* [The problem] Reproduce these records line for line, keeping every character unchanged, and leave out the pictures.

•••••

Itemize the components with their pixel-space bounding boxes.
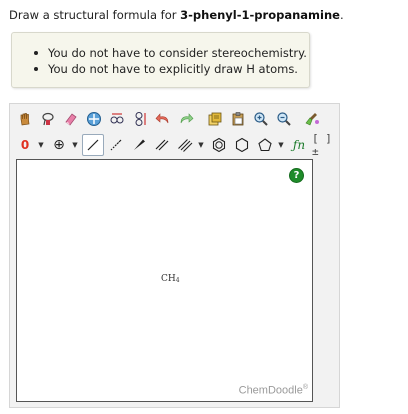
zoom-in-button[interactable] xyxy=(250,108,272,130)
toolbar-row-1 xyxy=(14,107,325,131)
hint-item: You do not have to explicitly draw H ato… xyxy=(34,61,309,77)
eraser-tool-button[interactable] xyxy=(60,108,82,130)
chemdoodle-editor: 0 ▼ ⊕ ▼ ▼ ▼ ƒn [ ]± ? CH4 ChemDoodle® xyxy=(9,103,340,408)
chevron-down-icon[interactable]: ▼ xyxy=(277,134,285,156)
lasso-icon xyxy=(42,112,54,126)
compound-name: 3-phenyl-1-propanamine xyxy=(180,8,340,22)
flip-horizontal-button[interactable] xyxy=(106,108,128,130)
hint-box: You do not have to consider stereochemis… xyxy=(11,32,310,88)
center-button[interactable] xyxy=(83,108,105,130)
benzene-ring-button[interactable] xyxy=(208,134,230,156)
flip-horizontal-icon xyxy=(110,113,124,124)
pentagon-ring-button[interactable] xyxy=(254,134,276,156)
functions-button[interactable]: ƒn xyxy=(288,134,310,156)
double-bond-button[interactable] xyxy=(151,134,173,156)
chevron-down-icon[interactable]: ▼ xyxy=(37,134,45,156)
add-charge-button[interactable]: ⊕ xyxy=(48,134,70,156)
zoom-out-button[interactable] xyxy=(273,108,295,130)
copy-button[interactable] xyxy=(204,108,226,130)
undo-button[interactable] xyxy=(152,108,174,130)
drawing-canvas[interactable]: ? CH4 ChemDoodle® xyxy=(16,159,313,402)
hint-list: You do not have to consider stereochemis… xyxy=(12,33,309,77)
pentagon-ring-icon xyxy=(258,138,272,152)
flip-vertical-icon xyxy=(135,112,146,126)
bracket-icon: [ ]± xyxy=(312,132,332,158)
lasso-tool-button[interactable] xyxy=(37,108,59,130)
flip-vertical-button[interactable] xyxy=(129,108,151,130)
eraser-icon xyxy=(65,113,77,126)
bracket-button[interactable]: [ ]± xyxy=(311,132,333,158)
function-icon: ƒn xyxy=(292,138,306,152)
triple-bond-icon xyxy=(178,139,193,152)
redo-icon xyxy=(180,113,194,124)
zoom-in-icon xyxy=(254,112,268,126)
chevron-down-icon[interactable]: ▼ xyxy=(197,134,205,156)
hashed-bond-icon xyxy=(110,139,122,151)
hint-item: You do not have to consider stereochemis… xyxy=(34,45,309,61)
undo-icon xyxy=(155,113,169,124)
wedge-bond-icon xyxy=(134,139,145,150)
hand-icon xyxy=(20,113,30,126)
toolbar-row-2: 0 ▼ ⊕ ▼ ▼ ▼ ƒn [ ]± xyxy=(14,132,334,158)
paste-icon xyxy=(232,112,244,126)
wedge-bond-button[interactable] xyxy=(128,134,150,156)
molecule-label: CH4 xyxy=(161,274,180,284)
double-bond-icon xyxy=(155,139,169,151)
plus-circle-icon: ⊕ xyxy=(53,137,65,153)
clean-button[interactable] xyxy=(302,108,324,130)
clean-icon xyxy=(305,113,319,126)
chevron-down-icon[interactable]: ▼ xyxy=(71,134,79,156)
hexagon-ring-icon xyxy=(235,137,249,153)
chemdoodle-logo: ChemDoodle® xyxy=(238,384,308,397)
triple-bond-button[interactable] xyxy=(174,134,196,156)
hand-tool-button[interactable] xyxy=(14,108,36,130)
zoom-out-icon xyxy=(277,112,291,126)
copy-icon xyxy=(208,112,222,126)
single-bond-icon xyxy=(87,139,99,151)
paste-button[interactable] xyxy=(227,108,249,130)
hexagon-ring-button[interactable] xyxy=(231,134,253,156)
center-icon xyxy=(87,112,101,126)
question-text: Draw a structural formula for 3-phenyl-1… xyxy=(9,8,344,22)
redo-button[interactable] xyxy=(175,108,197,130)
single-bond-button[interactable] xyxy=(82,134,104,156)
benzene-ring-icon xyxy=(212,137,226,153)
hash-bond-button[interactable] xyxy=(105,134,127,156)
charge-button[interactable]: 0 xyxy=(14,134,36,156)
help-button[interactable]: ? xyxy=(289,168,304,183)
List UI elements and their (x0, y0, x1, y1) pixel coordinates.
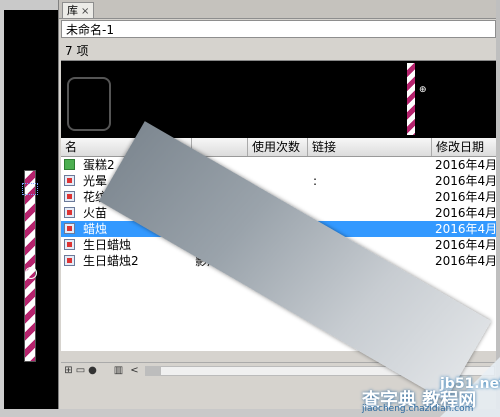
symbol-preview: ⊕ (61, 60, 499, 139)
registration-point-icon: ⊕ (419, 85, 427, 95)
column-usage[interactable]: 使用次数 (247, 138, 307, 156)
item-date: 2016年4月2 (435, 206, 500, 220)
item-name: 光晕 (83, 174, 108, 188)
stage-candle-object[interactable] (24, 170, 36, 362)
item-name: 蜡烛 (83, 222, 108, 236)
graphic-icon (64, 207, 75, 218)
new-folder-icon[interactable]: ▭ (75, 365, 86, 376)
new-symbol-icon[interactable]: ⊞ (63, 365, 74, 376)
scroll-left-icon[interactable]: < (129, 365, 140, 376)
graphic-icon (64, 191, 75, 202)
scrollbar-thumb[interactable] (145, 366, 161, 376)
item-date: 2016年4月1 (435, 190, 500, 204)
graphic-icon (64, 255, 75, 266)
item-count: 7 项 (65, 44, 89, 58)
close-icon[interactable]: × (81, 6, 89, 17)
bitmap-icon (64, 159, 75, 170)
stage-left-frame (0, 10, 4, 409)
stage-selection-handle[interactable] (22, 183, 38, 195)
watermark-url: jiaocheng.chazidian.com (362, 404, 474, 414)
column-linkage[interactable]: 链接 (307, 138, 431, 156)
item-date: 2016年4月2 (435, 158, 500, 172)
item-linkage: : (313, 174, 318, 188)
preview-candle (407, 63, 415, 135)
item-name: 火苗 (83, 206, 108, 220)
transform-point-icon[interactable] (25, 267, 37, 279)
item-name: 生日蜡烛2 (83, 254, 139, 268)
item-date: 2016年4月2 (435, 238, 500, 252)
graphic-icon (64, 223, 75, 234)
column-modified[interactable]: 修改日期 (431, 138, 500, 156)
tab-library[interactable]: 库 × (62, 2, 95, 18)
properties-icon[interactable]: ● (87, 365, 98, 376)
window-right-frame (496, 0, 500, 417)
graphic-icon (64, 175, 75, 186)
preview-decoration (67, 77, 111, 131)
trash-icon[interactable]: ▥ (113, 365, 124, 376)
tab-library-label: 库 (67, 4, 78, 17)
item-date: 2016年4月2 (435, 174, 500, 188)
panel-tab-bar: 库 × (59, 0, 500, 19)
item-name: 蛋糕2 (83, 158, 115, 172)
document-select[interactable]: 未命名-1 (61, 20, 496, 38)
graphic-icon (64, 239, 75, 250)
item-date: 2016年4月1 (435, 222, 500, 236)
item-date: 2016年4月2 (435, 254, 500, 268)
item-name: 生日蜡烛 (83, 238, 132, 252)
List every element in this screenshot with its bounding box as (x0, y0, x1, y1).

•••••

* [Solution to the exercise]
Itemize the components with their pixel-space bounding boxes.
zoom-in-button[interactable] xyxy=(250,108,272,130)
toolbar-row-1 xyxy=(14,107,325,131)
hint-item: You do not have to explicitly draw H ato… xyxy=(34,61,309,77)
eraser-tool-button[interactable] xyxy=(60,108,82,130)
chemdoodle-editor: 0 ▼ ⊕ ▼ ▼ ▼ ƒn [ ]± ? CH4 ChemDoodle® xyxy=(9,103,340,408)
chevron-down-icon[interactable]: ▼ xyxy=(277,134,285,156)
lasso-icon xyxy=(42,112,54,126)
compound-name: 3-phenyl-1-propanamine xyxy=(180,8,340,22)
flip-horizontal-button[interactable] xyxy=(106,108,128,130)
hint-box: You do not have to consider stereochemis… xyxy=(11,32,310,88)
center-button[interactable] xyxy=(83,108,105,130)
benzene-ring-button[interactable] xyxy=(208,134,230,156)
flip-horizontal-icon xyxy=(110,113,124,124)
pentagon-ring-button[interactable] xyxy=(254,134,276,156)
functions-button[interactable]: ƒn xyxy=(288,134,310,156)
double-bond-button[interactable] xyxy=(151,134,173,156)
chevron-down-icon[interactable]: ▼ xyxy=(37,134,45,156)
add-charge-button[interactable]: ⊕ xyxy=(48,134,70,156)
zoom-out-button[interactable] xyxy=(273,108,295,130)
copy-button[interactable] xyxy=(204,108,226,130)
undo-button[interactable] xyxy=(152,108,174,130)
drawing-canvas[interactable]: ? CH4 ChemDoodle® xyxy=(16,159,313,402)
hint-list: You do not have to consider stereochemis… xyxy=(12,33,309,77)
pentagon-ring-icon xyxy=(258,138,272,152)
flip-vertical-icon xyxy=(135,112,146,126)
bracket-icon: [ ]± xyxy=(312,132,332,158)
lasso-tool-button[interactable] xyxy=(37,108,59,130)
flip-vertical-button[interactable] xyxy=(129,108,151,130)
eraser-icon xyxy=(65,113,77,126)
bracket-button[interactable]: [ ]± xyxy=(311,132,333,158)
function-icon: ƒn xyxy=(292,138,306,152)
triple-bond-icon xyxy=(178,139,193,152)
redo-icon xyxy=(180,113,194,124)
zoom-in-icon xyxy=(254,112,268,126)
chevron-down-icon[interactable]: ▼ xyxy=(197,134,205,156)
hashed-bond-icon xyxy=(110,139,122,151)
hint-item: You do not have to consider stereochemis… xyxy=(34,45,309,61)
undo-icon xyxy=(155,113,169,124)
wedge-bond-icon xyxy=(134,139,145,150)
hand-icon xyxy=(20,113,30,126)
toolbar-row-2: 0 ▼ ⊕ ▼ ▼ ▼ ƒn [ ]± xyxy=(14,132,334,158)
paste-icon xyxy=(232,112,244,126)
wedge-bond-button[interactable] xyxy=(128,134,150,156)
molecule-label: CH4 xyxy=(161,274,180,284)
double-bond-icon xyxy=(155,139,169,151)
plus-circle-icon: ⊕ xyxy=(53,137,65,153)
clean-button[interactable] xyxy=(302,108,324,130)
clean-icon xyxy=(305,113,319,126)
chevron-down-icon[interactable]: ▼ xyxy=(71,134,79,156)
hexagon-ring-icon xyxy=(235,137,249,153)
chemdoodle-logo: ChemDoodle® xyxy=(238,384,308,397)
triple-bond-button[interactable] xyxy=(174,134,196,156)
hand-tool-button[interactable] xyxy=(14,108,36,130)
zoom-out-icon xyxy=(277,112,291,126)
copy-icon xyxy=(208,112,222,126)
single-bond-icon xyxy=(87,139,99,151)
paste-button[interactable] xyxy=(227,108,249,130)
hexagon-ring-button[interactable] xyxy=(231,134,253,156)
center-icon xyxy=(87,112,101,126)
question-text: Draw a structural formula for 3-phenyl-1… xyxy=(9,8,344,22)
redo-button[interactable] xyxy=(175,108,197,130)
single-bond-button[interactable] xyxy=(82,134,104,156)
benzene-ring-icon xyxy=(212,137,226,153)
hash-bond-button[interactable] xyxy=(105,134,127,156)
charge-button[interactable]: 0 xyxy=(14,134,36,156)
help-button[interactable]: ? xyxy=(289,168,304,183)
List UI elements and their (x0, y0, x1, y1) pixel coordinates.
symbol-preview: ⊕ (61, 60, 499, 139)
registration-point-icon: ⊕ (419, 85, 427, 95)
column-usage[interactable]: 使用次数 (247, 138, 307, 156)
item-date: 2016年4月2 (435, 206, 500, 220)
item-name: 光晕 (83, 174, 108, 188)
stage-candle-object[interactable] (24, 170, 36, 362)
item-name: 蜡烛 (83, 222, 108, 236)
graphic-icon (64, 207, 75, 218)
new-folder-icon[interactable]: ▭ (75, 365, 86, 376)
new-symbol-icon[interactable]: ⊞ (63, 365, 74, 376)
scroll-left-icon[interactable]: < (129, 365, 140, 376)
graphic-icon (64, 191, 75, 202)
scrollbar-thumb[interactable] (145, 366, 161, 376)
item-date: 2016年4月1 (435, 190, 500, 204)
graphic-icon (64, 255, 75, 266)
item-count: 7 项 (65, 44, 89, 58)
close-icon[interactable]: × (81, 6, 89, 17)
bitmap-icon (64, 159, 75, 170)
stage-left-frame (0, 10, 4, 409)
stage-selection-handle[interactable] (22, 183, 38, 195)
watermark-url: jiaocheng.chazidian.com (362, 404, 474, 414)
column-linkage[interactable]: 链接 (307, 138, 431, 156)
item-date: 2016年4月2 (435, 158, 500, 172)
item-linkage: : (313, 174, 318, 188)
preview-candle (407, 63, 415, 135)
item-name: 火苗 (83, 206, 108, 220)
transform-point-icon[interactable] (25, 267, 37, 279)
item-name: 生日蜡烛2 (83, 254, 139, 268)
item-date: 2016年4月2 (435, 238, 500, 252)
graphic-icon (64, 223, 75, 234)
column-modified[interactable]: 修改日期 (431, 138, 500, 156)
tab-library[interactable]: 库 × (62, 2, 95, 18)
properties-icon[interactable]: ● (87, 365, 98, 376)
window-right-frame (496, 0, 500, 417)
graphic-icon (64, 175, 75, 186)
preview-decoration (67, 77, 111, 131)
trash-icon[interactable]: ▥ (113, 365, 124, 376)
tab-library-label: 库 (67, 4, 78, 17)
item-date: 2016年4月2 (435, 174, 500, 188)
panel-tab-bar: 库 × (59, 0, 500, 19)
item-name: 蛋糕2 (83, 158, 115, 172)
document-select[interactable]: 未命名-1 (61, 20, 496, 38)
graphic-icon (64, 239, 75, 250)
item-date: 2016年4月1 (435, 222, 500, 236)
item-date: 2016年4月2 (435, 254, 500, 268)
item-name: 生日蜡烛 (83, 238, 132, 252)
List every element in this screenshot with its bounding box as (x0, y0, x1, y1).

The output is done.